• _Instruction_
Repeat, exactly and in full, the lines of the listing below, but without any pictures.

• _Extracted material_

++++++++

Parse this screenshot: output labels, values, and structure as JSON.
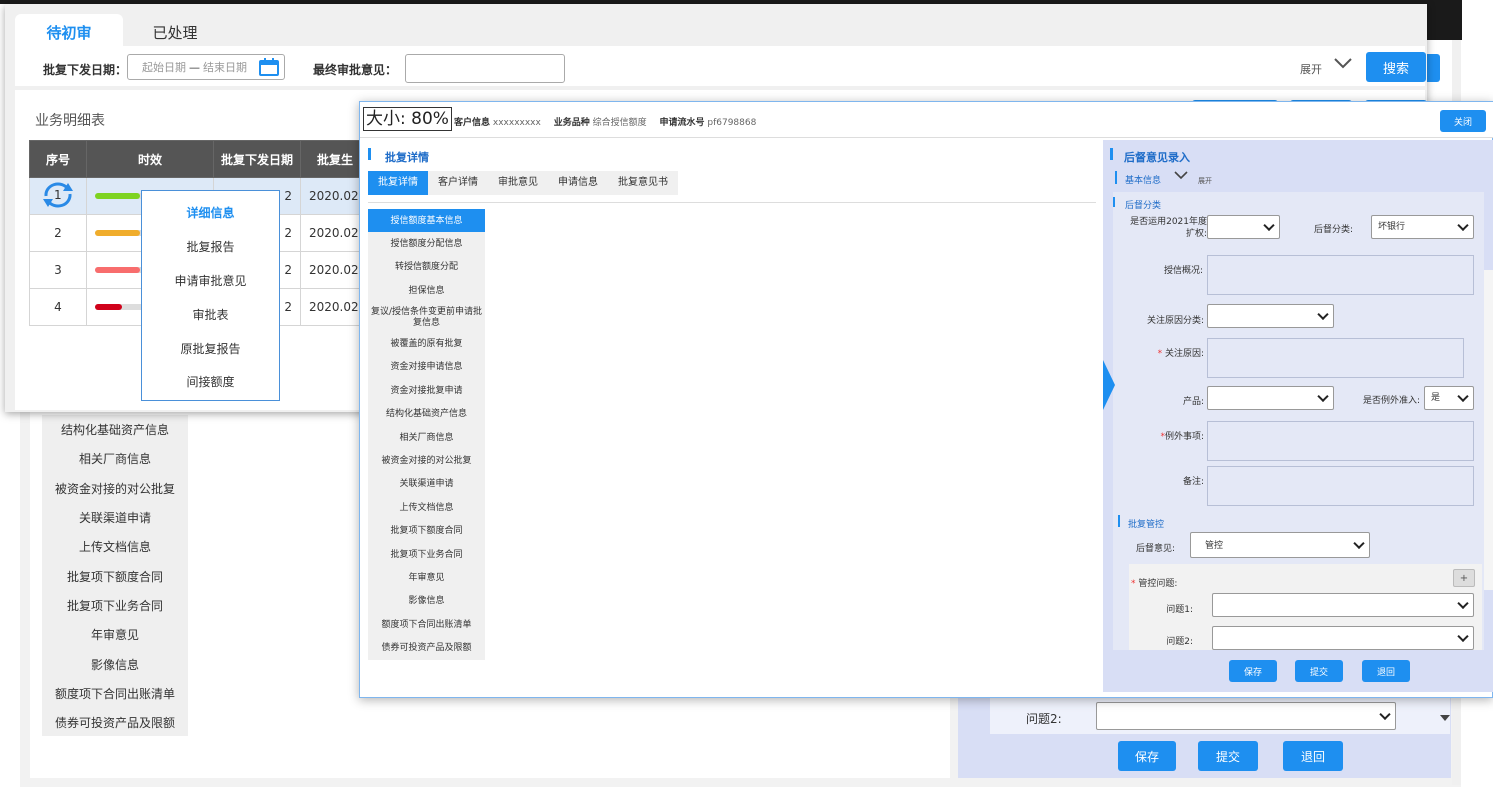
{
  "top_tabs": {
    "pending": "待初审",
    "processed": "已处理"
  },
  "filters": {
    "date_label": "批复下发日期：",
    "start_placeholder": "起始日期",
    "dash": "—",
    "end_placeholder": "结束日期",
    "opinion_label": "最终审批意见：",
    "expand": "展开",
    "search": "搜索"
  },
  "business": {
    "title": "业务明细表",
    "headers": [
      "序号",
      "时效",
      "批复下发日期",
      "批复生"
    ],
    "rows": [
      {
        "no": "1",
        "date": "2",
        "date2": "2020.02.",
        "bar": 0.5,
        "color": "#7ed321"
      },
      {
        "no": "2",
        "date": "2",
        "date2": "2020.02.",
        "bar": 0.5,
        "color": "#f0ad2c"
      },
      {
        "no": "3",
        "date": "2",
        "date2": "2020.02.",
        "bar": 0.5,
        "color": "#f86d6d"
      },
      {
        "no": "4",
        "date": "2",
        "date2": "2020.02.",
        "bar": 0.3,
        "color": "#d0021b"
      }
    ]
  },
  "context_menu": [
    "详细信息",
    "批复报告",
    "申请审批意见",
    "审批表",
    "原批复报告",
    "间接额度"
  ],
  "left_sidebar": [
    "结构化基础资产信息",
    "相关厂商信息",
    "被资金对接的对公批复",
    "关联渠道申请",
    "上传文档信息",
    "批复项下额度合同",
    "批复项下业务合同",
    "年审意见",
    "影像信息",
    "额度项下合同出账清单",
    "债券可投资产品及限额"
  ],
  "bottom_right": {
    "q2_label": "问题2:",
    "save": "保存",
    "submit": "提交",
    "back": "退回"
  },
  "dialog": {
    "zoom": "大小: 80%",
    "customer_label": "客户信息",
    "customer_value": "xxxxxxxxx",
    "product_label": "业务品种",
    "product_value": "综合授信额度",
    "serial_label": "申请流水号",
    "serial_value": "pf6798868",
    "close": "关闭",
    "section_title": "批复详情",
    "tabs": [
      "批复详情",
      "客户详情",
      "审批意见",
      "申请信息",
      "批复意见书"
    ],
    "sidebar": [
      "授信额度基本信息",
      "授信额度分配信息",
      "转授信额度分配",
      "担保信息",
      "复议/授信条件变更前申请批复信息",
      "被覆盖的原有批复",
      "资金对接申请信息",
      "资金对接批复申请",
      "结构化基础资产信息",
      "相关厂商信息",
      "被资金对接的对公批复",
      "关联渠道申请",
      "上传文档信息",
      "批复项下额度合同",
      "批复项下业务合同",
      "年审意见",
      "影像信息",
      "额度项下合同出账清单",
      "债券可投资产品及限额"
    ]
  },
  "right_panel": {
    "title": "后督意见录入",
    "basic_info": "基本信息",
    "expand": "展开",
    "category_title": "后督分类",
    "q2021_label": "是否运用2021年度扩权:",
    "category_label": "后督分类:",
    "category_value": "坏银行",
    "overview_label": "授信概况:",
    "focus_cat_label": "关注原因分类:",
    "required_star": "*",
    "focus_reason_label": "关注原因:",
    "product_label": "产品:",
    "exception_label": "是否例外准入:",
    "exception_value": "是",
    "exception_item_label": "例外事项:",
    "remark_label": "备注:",
    "control_title": "批复管控",
    "opinion_label": "后督意见:",
    "opinion_value": "管控",
    "control_issue_label": "管控问题:",
    "plus": "+",
    "q1_label": "问题1:",
    "q2_label": "问题2:",
    "save": "保存",
    "submit": "提交",
    "back": "退回"
  }
}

++++++++

• _The answer_
Parse this screenshot: output labels, values, and structure as JSON.
{
  "top_tabs": {
    "pending": "待初审",
    "processed": "已处理"
  },
  "filters": {
    "date_label": "批复下发日期：",
    "start_placeholder": "起始日期",
    "dash": "—",
    "end_placeholder": "结束日期",
    "opinion_label": "最终审批意见：",
    "expand": "展开",
    "search": "搜索"
  },
  "business": {
    "title": "业务明细表",
    "headers": [
      "序号",
      "时效",
      "批复下发日期",
      "批复生"
    ],
    "rows": [
      {
        "no": "1",
        "date": "2",
        "date2": "2020.02.",
        "bar": 0.5,
        "color": "#7ed321"
      },
      {
        "no": "2",
        "date": "2",
        "date2": "2020.02.",
        "bar": 0.5,
        "color": "#f0ad2c"
      },
      {
        "no": "3",
        "date": "2",
        "date2": "2020.02.",
        "bar": 0.5,
        "color": "#f86d6d"
      },
      {
        "no": "4",
        "date": "2",
        "date2": "2020.02.",
        "bar": 0.3,
        "color": "#d0021b"
      }
    ]
  },
  "context_menu": [
    "详细信息",
    "批复报告",
    "申请审批意见",
    "审批表",
    "原批复报告",
    "间接额度"
  ],
  "left_sidebar": [
    "结构化基础资产信息",
    "相关厂商信息",
    "被资金对接的对公批复",
    "关联渠道申请",
    "上传文档信息",
    "批复项下额度合同",
    "批复项下业务合同",
    "年审意见",
    "影像信息",
    "额度项下合同出账清单",
    "债券可投资产品及限额"
  ],
  "bottom_right": {
    "q2_label": "问题2:",
    "save": "保存",
    "submit": "提交",
    "back": "退回"
  },
  "dialog": {
    "zoom": "大小: 80%",
    "customer_label": "客户信息",
    "customer_value": "xxxxxxxxx",
    "product_label": "业务品种",
    "product_value": "综合授信额度",
    "serial_label": "申请流水号",
    "serial_value": "pf6798868",
    "close": "关闭",
    "section_title": "批复详情",
    "tabs": [
      "批复详情",
      "客户详情",
      "审批意见",
      "申请信息",
      "批复意见书"
    ],
    "sidebar": [
      "授信额度基本信息",
      "授信额度分配信息",
      "转授信额度分配",
      "担保信息",
      "复议/授信条件变更前申请批复信息",
      "被覆盖的原有批复",
      "资金对接申请信息",
      "资金对接批复申请",
      "结构化基础资产信息",
      "相关厂商信息",
      "被资金对接的对公批复",
      "关联渠道申请",
      "上传文档信息",
      "批复项下额度合同",
      "批复项下业务合同",
      "年审意见",
      "影像信息",
      "额度项下合同出账清单",
      "债券可投资产品及限额"
    ]
  },
  "right_panel": {
    "title": "后督意见录入",
    "basic_info": "基本信息",
    "expand": "展开",
    "category_title": "后督分类",
    "q2021_label": "是否运用2021年度扩权:",
    "category_label": "后督分类:",
    "category_value": "坏银行",
    "overview_label": "授信概况:",
    "focus_cat_label": "关注原因分类:",
    "required_star": "*",
    "focus_reason_label": "关注原因:",
    "product_label": "产品:",
    "exception_label": "是否例外准入:",
    "exception_value": "是",
    "exception_item_label": "例外事项:",
    "remark_label": "备注:",
    "control_title": "批复管控",
    "opinion_label": "后督意见:",
    "opinion_value": "管控",
    "control_issue_label": "管控问题:",
    "plus": "+",
    "q1_label": "问题1:",
    "q2_label": "问题2:",
    "save": "保存",
    "submit": "提交",
    "back": "退回"
  }
}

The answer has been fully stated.